Give back the records below exactly, every one, with no pictures.

__________

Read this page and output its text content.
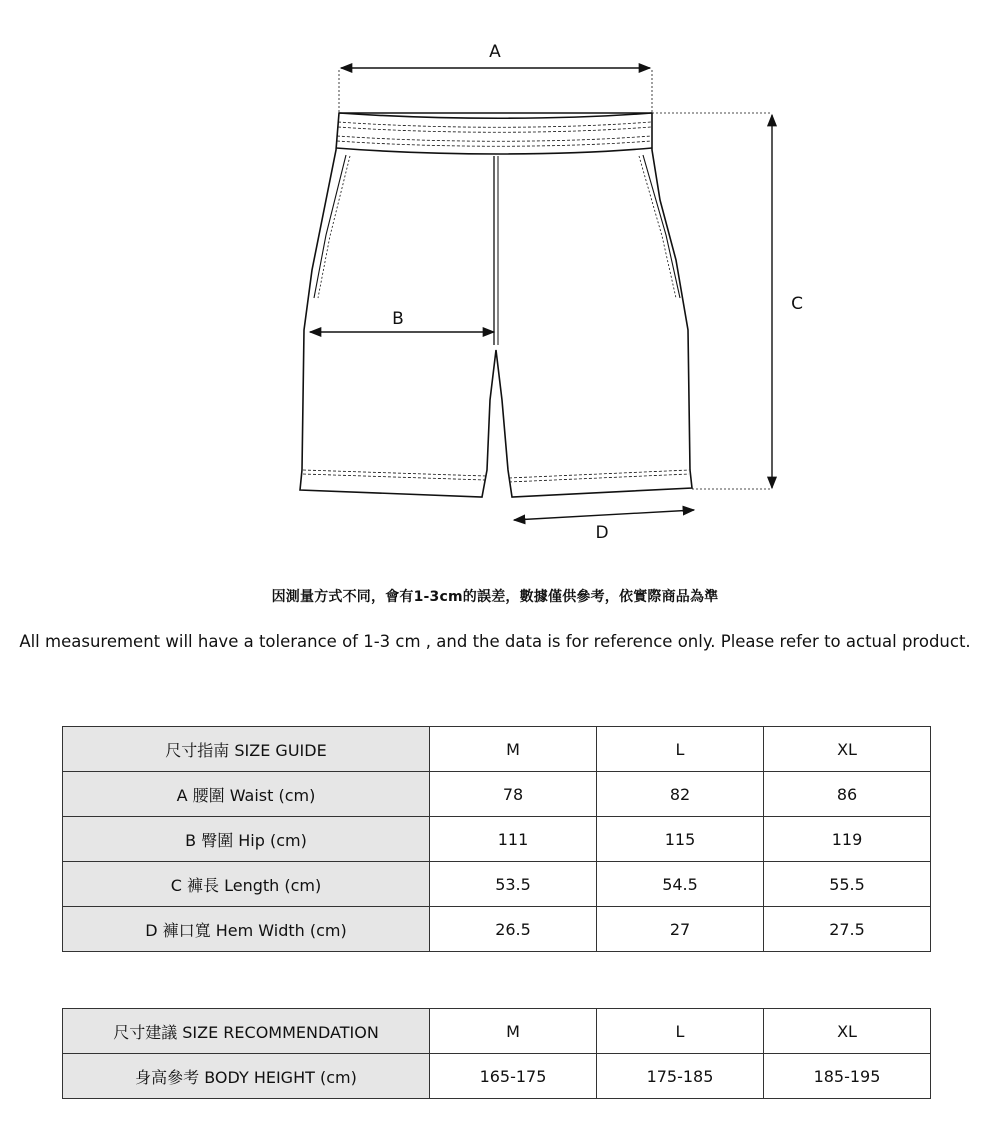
A
B
C
D
因測量方式不同，會有1-3cm的誤差，數據僅供參考，依實際商品為準
All measurement will have a tolerance of 1-3 cm , and the data is for reference only. Please refer to actual product.
尺寸指南 SIZE GUIDE	M	L	XL
A 腰圍 Waist (cm)	78	82	86
B 臀圍 Hip (cm)	111	115	119
C 褲長 Length (cm)	53.5	54.5	55.5
D 褲口寬 Hem Width (cm)	26.5	27	27.5
尺寸建議 SIZE RECOMMENDATION	M	L	XL
身高參考 BODY HEIGHT (cm)	165-175	175-185	185-195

__________

ANSWER TO THIS TASK:
Read this page and output its text content.
A
B
C
D
因測量方式不同，會有1-3cm的誤差，數據僅供參考，依實際商品為準
All measurement will have a tolerance of 1-3 cm , and the data is for reference only. Please refer to actual product.
尺寸指南 SIZE GUIDE	M	L	XL
A 腰圍 Waist (cm)	78	82	86
B 臀圍 Hip (cm)	111	115	119
C 褲長 Length (cm)	53.5	54.5	55.5
D 褲口寬 Hem Width (cm)	26.5	27	27.5
尺寸建議 SIZE RECOMMENDATION	M	L	XL
身高參考 BODY HEIGHT (cm)	165-175	175-185	185-195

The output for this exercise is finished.